## Written request
From the records below, extract all the text exactly and leave the images behind.

## Material shown
------------------------------------------------------------

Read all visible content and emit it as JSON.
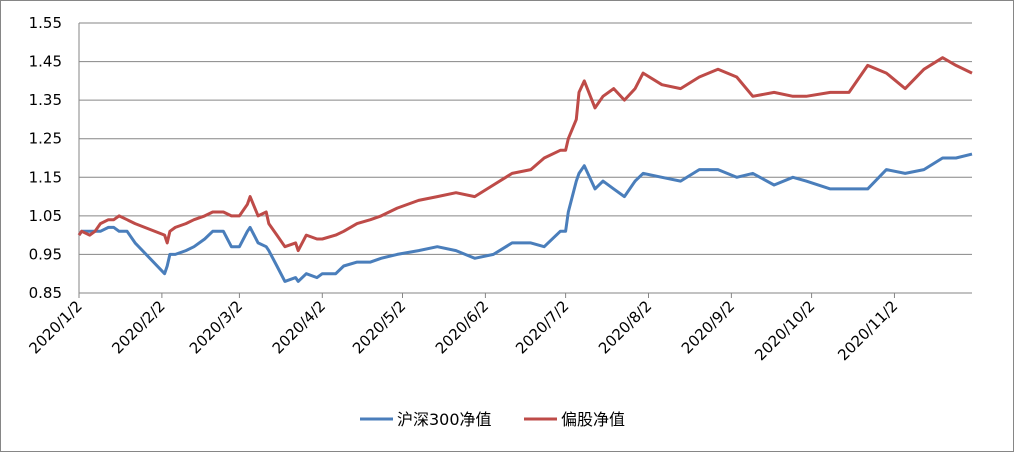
{
  "chart_data": {
    "type": "line",
    "title": "",
    "xlabel": "",
    "ylabel": "",
    "ylim": [
      0.85,
      1.55
    ],
    "y_ticks": [
      "0.85",
      "0.95",
      "1.05",
      "1.15",
      "1.25",
      "1.35",
      "1.45",
      "1.55"
    ],
    "x_tick_labels": [
      "2020/1/2",
      "2020/2/2",
      "2020/3/2",
      "2020/4/2",
      "2020/5/2",
      "2020/6/2",
      "2020/7/2",
      "2020/8/2",
      "2020/9/2",
      "2020/10/2",
      "2020/11/2"
    ],
    "x_range": [
      "2020/1/2",
      "2020/12/1"
    ],
    "grid": "horizontal",
    "legend_position": "bottom",
    "series": [
      {
        "name": "沪深300净值",
        "color": "#4a7ebb",
        "x": [
          "2020/1/2",
          "2020/1/3",
          "2020/1/6",
          "2020/1/8",
          "2020/1/10",
          "2020/1/13",
          "2020/1/15",
          "2020/1/17",
          "2020/1/20",
          "2020/1/23",
          "2020/2/3",
          "2020/2/4",
          "2020/2/5",
          "2020/2/7",
          "2020/2/11",
          "2020/2/14",
          "2020/2/18",
          "2020/2/21",
          "2020/2/25",
          "2020/2/28",
          "2020/3/2",
          "2020/3/5",
          "2020/3/6",
          "2020/3/9",
          "2020/3/12",
          "2020/3/13",
          "2020/3/16",
          "2020/3/19",
          "2020/3/23",
          "2020/3/24",
          "2020/3/27",
          "2020/3/31",
          "2020/4/2",
          "2020/4/7",
          "2020/4/10",
          "2020/4/15",
          "2020/4/20",
          "2020/4/24",
          "2020/4/30",
          "2020/5/8",
          "2020/5/15",
          "2020/5/22",
          "2020/5/29",
          "2020/6/5",
          "2020/6/12",
          "2020/6/19",
          "2020/6/24",
          "2020/6/30",
          "2020/7/2",
          "2020/7/3",
          "2020/7/6",
          "2020/7/7",
          "2020/7/9",
          "2020/7/13",
          "2020/7/16",
          "2020/7/20",
          "2020/7/24",
          "2020/7/28",
          "2020/7/31",
          "2020/8/7",
          "2020/8/14",
          "2020/8/21",
          "2020/8/28",
          "2020/9/4",
          "2020/9/10",
          "2020/9/18",
          "2020/9/25",
          "2020/9/30",
          "2020/10/9",
          "2020/10/16",
          "2020/10/23",
          "2020/10/30",
          "2020/11/6",
          "2020/11/13",
          "2020/11/20",
          "2020/11/25",
          "2020/12/1"
        ],
        "values": [
          1.0,
          1.01,
          1.01,
          1.01,
          1.01,
          1.02,
          1.02,
          1.01,
          1.01,
          0.98,
          0.9,
          0.92,
          0.95,
          0.95,
          0.96,
          0.97,
          0.99,
          1.01,
          1.01,
          0.97,
          0.97,
          1.01,
          1.02,
          0.98,
          0.97,
          0.96,
          0.92,
          0.88,
          0.89,
          0.88,
          0.9,
          0.89,
          0.9,
          0.9,
          0.92,
          0.93,
          0.93,
          0.94,
          0.95,
          0.96,
          0.97,
          0.96,
          0.94,
          0.95,
          0.98,
          0.98,
          0.97,
          1.01,
          1.01,
          1.06,
          1.14,
          1.16,
          1.18,
          1.12,
          1.14,
          1.12,
          1.1,
          1.14,
          1.16,
          1.15,
          1.14,
          1.17,
          1.17,
          1.15,
          1.16,
          1.13,
          1.15,
          1.14,
          1.12,
          1.12,
          1.12,
          1.17,
          1.16,
          1.17,
          1.2,
          1.2,
          1.21
        ]
      },
      {
        "name": "偏股净值",
        "color": "#be4b48",
        "x": [
          "2020/1/2",
          "2020/1/3",
          "2020/1/6",
          "2020/1/8",
          "2020/1/10",
          "2020/1/13",
          "2020/1/15",
          "2020/1/17",
          "2020/1/20",
          "2020/1/23",
          "2020/2/3",
          "2020/2/4",
          "2020/2/5",
          "2020/2/7",
          "2020/2/11",
          "2020/2/14",
          "2020/2/18",
          "2020/2/21",
          "2020/2/25",
          "2020/2/28",
          "2020/3/2",
          "2020/3/5",
          "2020/3/6",
          "2020/3/9",
          "2020/3/12",
          "2020/3/13",
          "2020/3/16",
          "2020/3/19",
          "2020/3/23",
          "2020/3/24",
          "2020/3/27",
          "2020/3/31",
          "2020/4/2",
          "2020/4/7",
          "2020/4/10",
          "2020/4/15",
          "2020/4/20",
          "2020/4/24",
          "2020/4/30",
          "2020/5/8",
          "2020/5/15",
          "2020/5/22",
          "2020/5/29",
          "2020/6/5",
          "2020/6/12",
          "2020/6/19",
          "2020/6/24",
          "2020/6/30",
          "2020/7/2",
          "2020/7/3",
          "2020/7/6",
          "2020/7/7",
          "2020/7/9",
          "2020/7/13",
          "2020/7/16",
          "2020/7/20",
          "2020/7/24",
          "2020/7/28",
          "2020/7/31",
          "2020/8/7",
          "2020/8/14",
          "2020/8/21",
          "2020/8/28",
          "2020/9/4",
          "2020/9/10",
          "2020/9/18",
          "2020/9/25",
          "2020/9/30",
          "2020/10/9",
          "2020/10/16",
          "2020/10/23",
          "2020/10/30",
          "2020/11/6",
          "2020/11/13",
          "2020/11/20",
          "2020/11/25",
          "2020/12/1"
        ],
        "values": [
          1.0,
          1.01,
          1.0,
          1.01,
          1.03,
          1.04,
          1.04,
          1.05,
          1.04,
          1.03,
          1.0,
          0.98,
          1.01,
          1.02,
          1.03,
          1.04,
          1.05,
          1.06,
          1.06,
          1.05,
          1.05,
          1.08,
          1.1,
          1.05,
          1.06,
          1.03,
          1.0,
          0.97,
          0.98,
          0.96,
          1.0,
          0.99,
          0.99,
          1.0,
          1.01,
          1.03,
          1.04,
          1.05,
          1.07,
          1.09,
          1.1,
          1.11,
          1.1,
          1.13,
          1.16,
          1.17,
          1.2,
          1.22,
          1.22,
          1.25,
          1.3,
          1.37,
          1.4,
          1.33,
          1.36,
          1.38,
          1.35,
          1.38,
          1.42,
          1.39,
          1.38,
          1.41,
          1.43,
          1.41,
          1.36,
          1.37,
          1.36,
          1.36,
          1.37,
          1.37,
          1.44,
          1.42,
          1.38,
          1.43,
          1.46,
          1.44,
          1.42
        ]
      }
    ]
  }
}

------------------------------------------------------------

## Solution to this problem
Read all visible content and emit it as JSON.
{
  "chart_data": {
    "type": "line",
    "title": "",
    "xlabel": "",
    "ylabel": "",
    "ylim": [
      0.85,
      1.55
    ],
    "y_ticks": [
      "0.85",
      "0.95",
      "1.05",
      "1.15",
      "1.25",
      "1.35",
      "1.45",
      "1.55"
    ],
    "x_tick_labels": [
      "2020/1/2",
      "2020/2/2",
      "2020/3/2",
      "2020/4/2",
      "2020/5/2",
      "2020/6/2",
      "2020/7/2",
      "2020/8/2",
      "2020/9/2",
      "2020/10/2",
      "2020/11/2"
    ],
    "x_range": [
      "2020/1/2",
      "2020/12/1"
    ],
    "grid": "horizontal",
    "legend_position": "bottom",
    "series": [
      {
        "name": "沪深300净值",
        "color": "#4a7ebb",
        "x": [
          "2020/1/2",
          "2020/1/3",
          "2020/1/6",
          "2020/1/8",
          "2020/1/10",
          "2020/1/13",
          "2020/1/15",
          "2020/1/17",
          "2020/1/20",
          "2020/1/23",
          "2020/2/3",
          "2020/2/4",
          "2020/2/5",
          "2020/2/7",
          "2020/2/11",
          "2020/2/14",
          "2020/2/18",
          "2020/2/21",
          "2020/2/25",
          "2020/2/28",
          "2020/3/2",
          "2020/3/5",
          "2020/3/6",
          "2020/3/9",
          "2020/3/12",
          "2020/3/13",
          "2020/3/16",
          "2020/3/19",
          "2020/3/23",
          "2020/3/24",
          "2020/3/27",
          "2020/3/31",
          "2020/4/2",
          "2020/4/7",
          "2020/4/10",
          "2020/4/15",
          "2020/4/20",
          "2020/4/24",
          "2020/4/30",
          "2020/5/8",
          "2020/5/15",
          "2020/5/22",
          "2020/5/29",
          "2020/6/5",
          "2020/6/12",
          "2020/6/19",
          "2020/6/24",
          "2020/6/30",
          "2020/7/2",
          "2020/7/3",
          "2020/7/6",
          "2020/7/7",
          "2020/7/9",
          "2020/7/13",
          "2020/7/16",
          "2020/7/20",
          "2020/7/24",
          "2020/7/28",
          "2020/7/31",
          "2020/8/7",
          "2020/8/14",
          "2020/8/21",
          "2020/8/28",
          "2020/9/4",
          "2020/9/10",
          "2020/9/18",
          "2020/9/25",
          "2020/9/30",
          "2020/10/9",
          "2020/10/16",
          "2020/10/23",
          "2020/10/30",
          "2020/11/6",
          "2020/11/13",
          "2020/11/20",
          "2020/11/25",
          "2020/12/1"
        ],
        "values": [
          1.0,
          1.01,
          1.01,
          1.01,
          1.01,
          1.02,
          1.02,
          1.01,
          1.01,
          0.98,
          0.9,
          0.92,
          0.95,
          0.95,
          0.96,
          0.97,
          0.99,
          1.01,
          1.01,
          0.97,
          0.97,
          1.01,
          1.02,
          0.98,
          0.97,
          0.96,
          0.92,
          0.88,
          0.89,
          0.88,
          0.9,
          0.89,
          0.9,
          0.9,
          0.92,
          0.93,
          0.93,
          0.94,
          0.95,
          0.96,
          0.97,
          0.96,
          0.94,
          0.95,
          0.98,
          0.98,
          0.97,
          1.01,
          1.01,
          1.06,
          1.14,
          1.16,
          1.18,
          1.12,
          1.14,
          1.12,
          1.1,
          1.14,
          1.16,
          1.15,
          1.14,
          1.17,
          1.17,
          1.15,
          1.16,
          1.13,
          1.15,
          1.14,
          1.12,
          1.12,
          1.12,
          1.17,
          1.16,
          1.17,
          1.2,
          1.2,
          1.21
        ]
      },
      {
        "name": "偏股净值",
        "color": "#be4b48",
        "x": [
          "2020/1/2",
          "2020/1/3",
          "2020/1/6",
          "2020/1/8",
          "2020/1/10",
          "2020/1/13",
          "2020/1/15",
          "2020/1/17",
          "2020/1/20",
          "2020/1/23",
          "2020/2/3",
          "2020/2/4",
          "2020/2/5",
          "2020/2/7",
          "2020/2/11",
          "2020/2/14",
          "2020/2/18",
          "2020/2/21",
          "2020/2/25",
          "2020/2/28",
          "2020/3/2",
          "2020/3/5",
          "2020/3/6",
          "2020/3/9",
          "2020/3/12",
          "2020/3/13",
          "2020/3/16",
          "2020/3/19",
          "2020/3/23",
          "2020/3/24",
          "2020/3/27",
          "2020/3/31",
          "2020/4/2",
          "2020/4/7",
          "2020/4/10",
          "2020/4/15",
          "2020/4/20",
          "2020/4/24",
          "2020/4/30",
          "2020/5/8",
          "2020/5/15",
          "2020/5/22",
          "2020/5/29",
          "2020/6/5",
          "2020/6/12",
          "2020/6/19",
          "2020/6/24",
          "2020/6/30",
          "2020/7/2",
          "2020/7/3",
          "2020/7/6",
          "2020/7/7",
          "2020/7/9",
          "2020/7/13",
          "2020/7/16",
          "2020/7/20",
          "2020/7/24",
          "2020/7/28",
          "2020/7/31",
          "2020/8/7",
          "2020/8/14",
          "2020/8/21",
          "2020/8/28",
          "2020/9/4",
          "2020/9/10",
          "2020/9/18",
          "2020/9/25",
          "2020/9/30",
          "2020/10/9",
          "2020/10/16",
          "2020/10/23",
          "2020/10/30",
          "2020/11/6",
          "2020/11/13",
          "2020/11/20",
          "2020/11/25",
          "2020/12/1"
        ],
        "values": [
          1.0,
          1.01,
          1.0,
          1.01,
          1.03,
          1.04,
          1.04,
          1.05,
          1.04,
          1.03,
          1.0,
          0.98,
          1.01,
          1.02,
          1.03,
          1.04,
          1.05,
          1.06,
          1.06,
          1.05,
          1.05,
          1.08,
          1.1,
          1.05,
          1.06,
          1.03,
          1.0,
          0.97,
          0.98,
          0.96,
          1.0,
          0.99,
          0.99,
          1.0,
          1.01,
          1.03,
          1.04,
          1.05,
          1.07,
          1.09,
          1.1,
          1.11,
          1.1,
          1.13,
          1.16,
          1.17,
          1.2,
          1.22,
          1.22,
          1.25,
          1.3,
          1.37,
          1.4,
          1.33,
          1.36,
          1.38,
          1.35,
          1.38,
          1.42,
          1.39,
          1.38,
          1.41,
          1.43,
          1.41,
          1.36,
          1.37,
          1.36,
          1.36,
          1.37,
          1.37,
          1.44,
          1.42,
          1.38,
          1.43,
          1.46,
          1.44,
          1.42
        ]
      }
    ]
  }
}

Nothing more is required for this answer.